◆ Work to be completed ◆
Word for word, set down the records and skip each picture.

[Records about charts and figures]
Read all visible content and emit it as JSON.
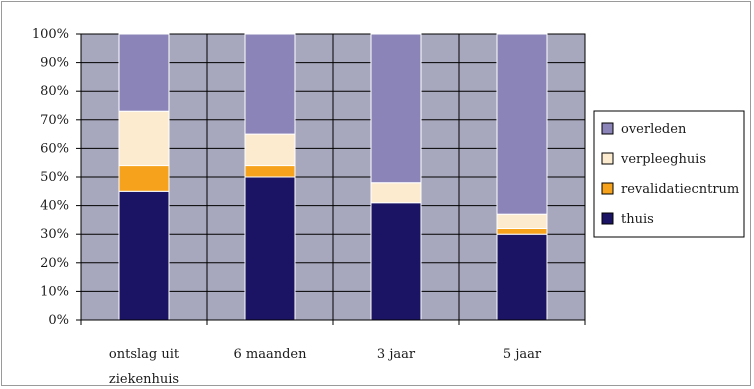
{
  "chart_data": {
    "type": "bar",
    "stacked": true,
    "percent_scale": true,
    "categories": [
      [
        "ontslag uit",
        "ziekenhuis"
      ],
      [
        "6 maanden"
      ],
      [
        "3 jaar"
      ],
      [
        "5 jaar"
      ]
    ],
    "series": [
      {
        "name": "thuis",
        "color": "#1b1464",
        "values": [
          45,
          50,
          41,
          30
        ]
      },
      {
        "name": "revalidatiecntrum",
        "color": "#f6a21c",
        "values": [
          9,
          4,
          0,
          2
        ]
      },
      {
        "name": "verpleeghuis",
        "color": "#fdebd0",
        "values": [
          19,
          11,
          7,
          5
        ]
      },
      {
        "name": "overleden",
        "color": "#8b84b8",
        "values": [
          27,
          35,
          52,
          63
        ]
      }
    ],
    "yticks": [
      "0%",
      "10%",
      "20%",
      "30%",
      "40%",
      "50%",
      "60%",
      "70%",
      "80%",
      "90%",
      "100%"
    ],
    "ylim": [
      0,
      100
    ],
    "grid": true,
    "legend_position": "right",
    "plot_background": "#a7a7bd"
  }
}
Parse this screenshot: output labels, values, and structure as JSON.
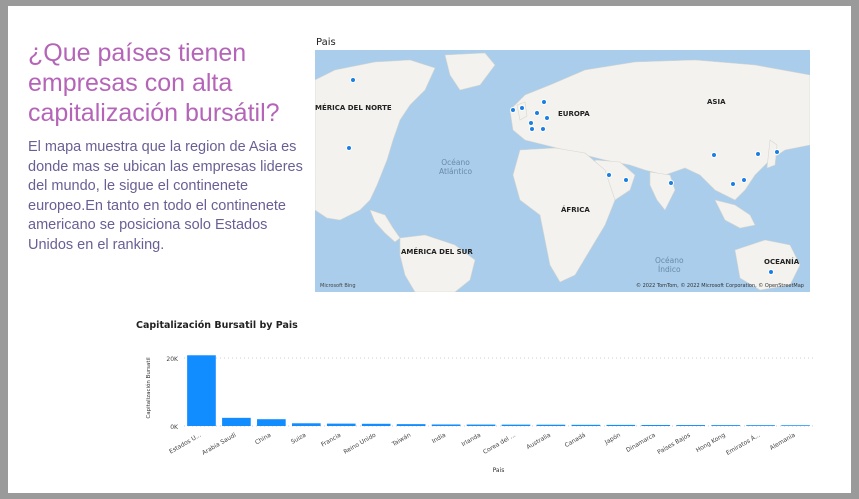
{
  "heading": "¿Que países tienen empresas con alta capitalización bursátil?",
  "description": "  El mapa muestra que la region de Asia es donde mas se ubican las empresas lideres del mundo, le sigue el continenete europeo.En tanto en todo el continenete americano se posiciona solo Estados Unidos en el ranking.",
  "map": {
    "title": "Pais",
    "labels": {
      "north_america": "MÉRICA DEL NORTE",
      "europe": "EUROPA",
      "asia": "ASIA",
      "africa": "ÁFRICA",
      "south_america": "AMÉRICA DEL SUR",
      "oceania": "OCEANÍA",
      "atlantic_1": "Océano",
      "atlantic_2": "Atlántico",
      "indian_1": "Océano",
      "indian_2": "Índico"
    },
    "copyright": "© 2022 TomTom, © 2022 Microsoft Corporation, © OpenStreetMap",
    "provider": "Microsoft Bing",
    "dot_color": "#1a7fe3"
  },
  "chart_data": {
    "type": "bar",
    "title": "Capitalización Bursatil by Pais",
    "xlabel": "Pais",
    "ylabel": "Capitalización Bursatil",
    "categories": [
      "Estados U...",
      "Arabia Saudí",
      "China",
      "Suiza",
      "Francia",
      "Reino Unido",
      "Taiwán",
      "India",
      "Irlanda",
      "Corea del ...",
      "Australia",
      "Canadá",
      "Japón",
      "Dinamarca",
      "Países Bajos",
      "Hong Kong",
      "Emiratos Á...",
      "Alemania"
    ],
    "values": [
      20800,
      2400,
      2000,
      800,
      700,
      650,
      550,
      450,
      420,
      400,
      380,
      350,
      330,
      300,
      280,
      260,
      240,
      220
    ],
    "ylim": [
      0,
      20000
    ],
    "yticks": [
      "0K",
      "20K"
    ],
    "grid": true,
    "bar_color": "#118dff"
  }
}
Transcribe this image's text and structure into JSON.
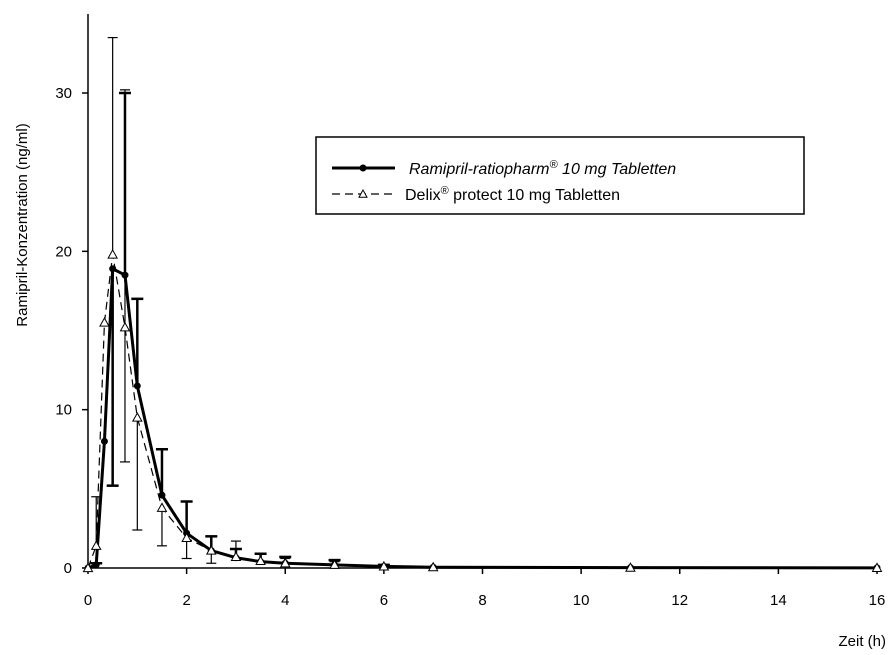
{
  "chart_data": {
    "type": "line",
    "title": "",
    "xlabel": "Zeit (h)",
    "ylabel": "Ramipril-Konzentration (ng/ml)",
    "xlim": [
      0,
      16
    ],
    "ylim": [
      0,
      35
    ],
    "x_ticks": [
      0,
      2,
      4,
      6,
      8,
      10,
      12,
      14,
      16
    ],
    "y_ticks": [
      0,
      10,
      20,
      30
    ],
    "grid": false,
    "legend_position": "upper-right",
    "series": [
      {
        "name": "Ramipril-ratiopharm",
        "name_superscript": "®",
        "name_suffix": " 10 mg Tabletten",
        "style": "solid-thick",
        "marker": "filled-circle",
        "color": "#000000",
        "x": [
          0,
          0.1667,
          0.3333,
          0.5,
          0.75,
          1,
          1.5,
          2,
          2.5,
          3,
          3.5,
          4,
          5,
          6,
          7,
          11,
          16
        ],
        "y": [
          0,
          0.2,
          8.0,
          18.9,
          18.5,
          11.5,
          4.6,
          2.2,
          1.1,
          0.65,
          0.4,
          0.3,
          0.2,
          0.1,
          0.05,
          0.02,
          0.01
        ],
        "error_upper": [
          0,
          0.3,
          0,
          15.0,
          30.0,
          17.0,
          7.5,
          4.2,
          2.0,
          1.2,
          0.9,
          0.7,
          0.5,
          0.2,
          0.1,
          0.05,
          0.03
        ],
        "error_lower": [
          0,
          0,
          0,
          5.2,
          0,
          0,
          0,
          0,
          0,
          0,
          0,
          0,
          0,
          0,
          0,
          0,
          0
        ]
      },
      {
        "name": "Delix",
        "name_superscript": "®",
        "name_suffix": " protect 10 mg Tabletten",
        "style": "dashed-thin",
        "marker": "open-triangle",
        "color": "#000000",
        "x": [
          0,
          0.1667,
          0.3333,
          0.5,
          0.75,
          1,
          1.5,
          2,
          2.5,
          3,
          3.5,
          4,
          5,
          6,
          7,
          11,
          16
        ],
        "y": [
          0,
          1.4,
          15.5,
          19.8,
          15.2,
          9.5,
          3.8,
          1.9,
          1.1,
          0.7,
          0.45,
          0.3,
          0.2,
          0.1,
          0.05,
          0.02,
          0.01
        ],
        "error_upper": [
          0,
          4.5,
          0,
          33.5,
          30.2,
          0,
          0,
          0,
          0,
          1.7,
          0.9,
          0.6,
          0.4,
          0.2,
          0.1,
          0.05,
          0.03
        ],
        "error_lower": [
          0,
          0,
          0,
          0,
          6.7,
          2.4,
          1.4,
          0.6,
          0.3,
          0,
          0,
          0,
          0,
          0,
          0,
          0,
          0
        ]
      }
    ]
  }
}
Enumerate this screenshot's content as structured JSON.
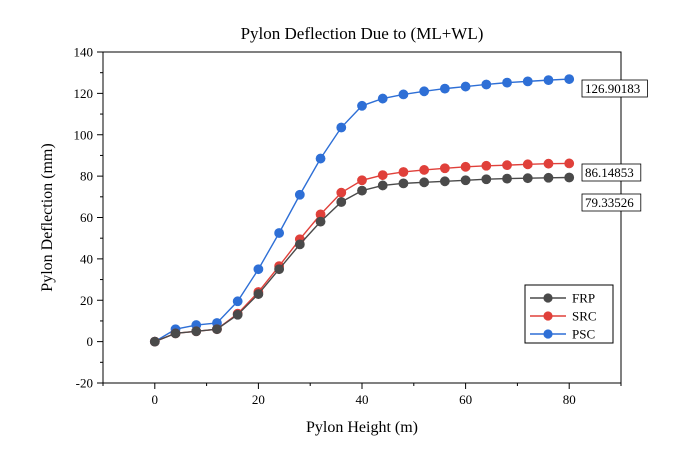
{
  "chart_data": {
    "type": "line",
    "title": "Pylon Deflection Due to (ML+WL)",
    "xlabel": "Pylon Height (m)",
    "ylabel": "Pylon Deflection (mm)",
    "xlim": [
      -10,
      90
    ],
    "ylim": [
      -20,
      140
    ],
    "xticks": [
      0,
      20,
      40,
      60,
      80
    ],
    "yticks": [
      -20,
      0,
      20,
      40,
      60,
      80,
      100,
      120,
      140
    ],
    "x": [
      0,
      4,
      8,
      12,
      16,
      20,
      24,
      28,
      32,
      36,
      40,
      44,
      48,
      52,
      56,
      60,
      64,
      68,
      72,
      76,
      80
    ],
    "series": [
      {
        "name": "FRP",
        "color": "#4a4a4a",
        "values": [
          0,
          4,
          5,
          6,
          13,
          23,
          35,
          47,
          58,
          67.5,
          73,
          75.5,
          76.5,
          77,
          77.5,
          78,
          78.5,
          78.8,
          79,
          79.2,
          79.33526
        ],
        "end_label": "79.33526"
      },
      {
        "name": "SRC",
        "color": "#e0403a",
        "values": [
          0,
          4,
          5,
          6,
          13.5,
          24,
          36.5,
          49.5,
          61.5,
          72,
          78,
          80.5,
          82,
          83,
          83.8,
          84.5,
          85,
          85.3,
          85.7,
          86,
          86.14853
        ],
        "end_label": "86.14853"
      },
      {
        "name": "PSC",
        "color": "#2e6fd6",
        "values": [
          0,
          6,
          8,
          9,
          19.5,
          35,
          52.5,
          71,
          88.5,
          103.5,
          114,
          117.5,
          119.5,
          121,
          122.3,
          123.3,
          124.3,
          125.2,
          125.8,
          126.4,
          126.90183
        ],
        "end_label": "126.90183"
      }
    ],
    "legend_position": "bottom-right"
  }
}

◆ Result ◆
Read all visible content and emit it as JSON.
{
  "chart_data": {
    "type": "bar",
    "stacked": true,
    "percent_scale": true,
    "categories": [
      [
        "ontslag uit",
        "ziekenhuis"
      ],
      [
        "6 maanden"
      ],
      [
        "3 jaar"
      ],
      [
        "5 jaar"
      ]
    ],
    "series": [
      {
        "name": "thuis",
        "color": "#1b1464",
        "values": [
          45,
          50,
          41,
          30
        ]
      },
      {
        "name": "revalidatiecntrum",
        "color": "#f6a21c",
        "values": [
          9,
          4,
          0,
          2
        ]
      },
      {
        "name": "verpleeghuis",
        "color": "#fdebd0",
        "values": [
          19,
          11,
          7,
          5
        ]
      },
      {
        "name": "overleden",
        "color": "#8b84b8",
        "values": [
          27,
          35,
          52,
          63
        ]
      }
    ],
    "yticks": [
      "0%",
      "10%",
      "20%",
      "30%",
      "40%",
      "50%",
      "60%",
      "70%",
      "80%",
      "90%",
      "100%"
    ],
    "ylim": [
      0,
      100
    ],
    "grid": true,
    "legend_position": "right",
    "plot_background": "#a7a7bd"
  }
}
Parse this screenshot: output labels, values, and structure as JSON.
{
  "heading": "¿Que países tienen empresas con alta capitalización bursátil?",
  "description": "  El mapa muestra que la region de Asia es donde mas se ubican las empresas lideres del mundo, le sigue el continenete europeo.En tanto en todo el continenete americano se posiciona solo Estados Unidos en el ranking.",
  "map": {
    "title": "Pais",
    "labels": {
      "north_america": "MÉRICA DEL NORTE",
      "europe": "EUROPA",
      "asia": "ASIA",
      "africa": "ÁFRICA",
      "south_america": "AMÉRICA DEL SUR",
      "oceania": "OCEANÍA",
      "atlantic_1": "Océano",
      "atlantic_2": "Atlántico",
      "indian_1": "Océano",
      "indian_2": "Índico"
    },
    "copyright": "© 2022 TomTom, © 2022 Microsoft Corporation, © OpenStreetMap",
    "provider": "Microsoft Bing",
    "dot_color": "#1a7fe3"
  },
  "chart_data": {
    "type": "bar",
    "title": "Capitalización Bursatil by Pais",
    "xlabel": "Pais",
    "ylabel": "Capitalización Bursatil",
    "categories": [
      "Estados U...",
      "Arabia Saudí",
      "China",
      "Suiza",
      "Francia",
      "Reino Unido",
      "Taiwán",
      "India",
      "Irlanda",
      "Corea del ...",
      "Australia",
      "Canadá",
      "Japón",
      "Dinamarca",
      "Países Bajos",
      "Hong Kong",
      "Emiratos Á...",
      "Alemania"
    ],
    "values": [
      20800,
      2400,
      2000,
      800,
      700,
      650,
      550,
      450,
      420,
      400,
      380,
      350,
      330,
      300,
      280,
      260,
      240,
      220
    ],
    "ylim": [
      0,
      20000
    ],
    "yticks": [
      "0K",
      "20K"
    ],
    "grid": true,
    "bar_color": "#118dff"
  }
}
Transcribe this image's text and structure into JSON.
{
  "chart_data": {
    "type": "line",
    "title": "",
    "xlabel": "Zeit (h)",
    "ylabel": "Ramipril-Konzentration (ng/ml)",
    "xlim": [
      0,
      16
    ],
    "ylim": [
      0,
      35
    ],
    "x_ticks": [
      0,
      2,
      4,
      6,
      8,
      10,
      12,
      14,
      16
    ],
    "y_ticks": [
      0,
      10,
      20,
      30
    ],
    "grid": false,
    "legend_position": "upper-right",
    "series": [
      {
        "name": "Ramipril-ratiopharm",
        "name_superscript": "®",
        "name_suffix": " 10 mg Tabletten",
        "style": "solid-thick",
        "marker": "filled-circle",
        "color": "#000000",
        "x": [
          0,
          0.1667,
          0.3333,
          0.5,
          0.75,
          1,
          1.5,
          2,
          2.5,
          3,
          3.5,
          4,
          5,
          6,
          7,
          11,
          16
        ],
        "y": [
          0,
          0.2,
          8.0,
          18.9,
          18.5,
          11.5,
          4.6,
          2.2,
          1.1,
          0.65,
          0.4,
          0.3,
          0.2,
          0.1,
          0.05,
          0.02,
          0.01
        ],
        "error_upper": [
          0,
          0.3,
          0,
          15.0,
          30.0,
          17.0,
          7.5,
          4.2,
          2.0,
          1.2,
          0.9,
          0.7,
          0.5,
          0.2,
          0.1,
          0.05,
          0.03
        ],
        "error_lower": [
          0,
          0,
          0,
          5.2,
          0,
          0,
          0,
          0,
          0,
          0,
          0,
          0,
          0,
          0,
          0,
          0,
          0
        ]
      },
      {
        "name": "Delix",
        "name_superscript": "®",
        "name_suffix": " protect 10 mg Tabletten",
        "style": "dashed-thin",
        "marker": "open-triangle",
        "color": "#000000",
        "x": [
          0,
          0.1667,
          0.3333,
          0.5,
          0.75,
          1,
          1.5,
          2,
          2.5,
          3,
          3.5,
          4,
          5,
          6,
          7,
          11,
          16
        ],
        "y": [
          0,
          1.4,
          15.5,
          19.8,
          15.2,
          9.5,
          3.8,
          1.9,
          1.1,
          0.7,
          0.45,
          0.3,
          0.2,
          0.1,
          0.05,
          0.02,
          0.01
        ],
        "error_upper": [
          0,
          4.5,
          0,
          33.5,
          30.2,
          0,
          0,
          0,
          0,
          1.7,
          0.9,
          0.6,
          0.4,
          0.2,
          0.1,
          0.05,
          0.03
        ],
        "error_lower": [
          0,
          0,
          0,
          0,
          6.7,
          2.4,
          1.4,
          0.6,
          0.3,
          0,
          0,
          0,
          0,
          0,
          0,
          0,
          0
        ]
      }
    ]
  }
}
Enumerate this screenshot's content as structured JSON.
{
  "chart_data": {
    "type": "line",
    "title": "Pylon Deflection Due to (ML+WL)",
    "xlabel": "Pylon Height (m)",
    "ylabel": "Pylon Deflection (mm)",
    "xlim": [
      -10,
      90
    ],
    "ylim": [
      -20,
      140
    ],
    "xticks": [
      0,
      20,
      40,
      60,
      80
    ],
    "yticks": [
      -20,
      0,
      20,
      40,
      60,
      80,
      100,
      120,
      140
    ],
    "x": [
      0,
      4,
      8,
      12,
      16,
      20,
      24,
      28,
      32,
      36,
      40,
      44,
      48,
      52,
      56,
      60,
      64,
      68,
      72,
      76,
      80
    ],
    "series": [
      {
        "name": "FRP",
        "color": "#4a4a4a",
        "values": [
          0,
          4,
          5,
          6,
          13,
          23,
          35,
          47,
          58,
          67.5,
          73,
          75.5,
          76.5,
          77,
          77.5,
          78,
          78.5,
          78.8,
          79,
          79.2,
          79.33526
        ],
        "end_label": "79.33526"
      },
      {
        "name": "SRC",
        "color": "#e0403a",
        "values": [
          0,
          4,
          5,
          6,
          13.5,
          24,
          36.5,
          49.5,
          61.5,
          72,
          78,
          80.5,
          82,
          83,
          83.8,
          84.5,
          85,
          85.3,
          85.7,
          86,
          86.14853
        ],
        "end_label": "86.14853"
      },
      {
        "name": "PSC",
        "color": "#2e6fd6",
        "values": [
          0,
          6,
          8,
          9,
          19.5,
          35,
          52.5,
          71,
          88.5,
          103.5,
          114,
          117.5,
          119.5,
          121,
          122.3,
          123.3,
          124.3,
          125.2,
          125.8,
          126.4,
          126.90183
        ],
        "end_label": "126.90183"
      }
    ],
    "legend_position": "bottom-right"
  }
}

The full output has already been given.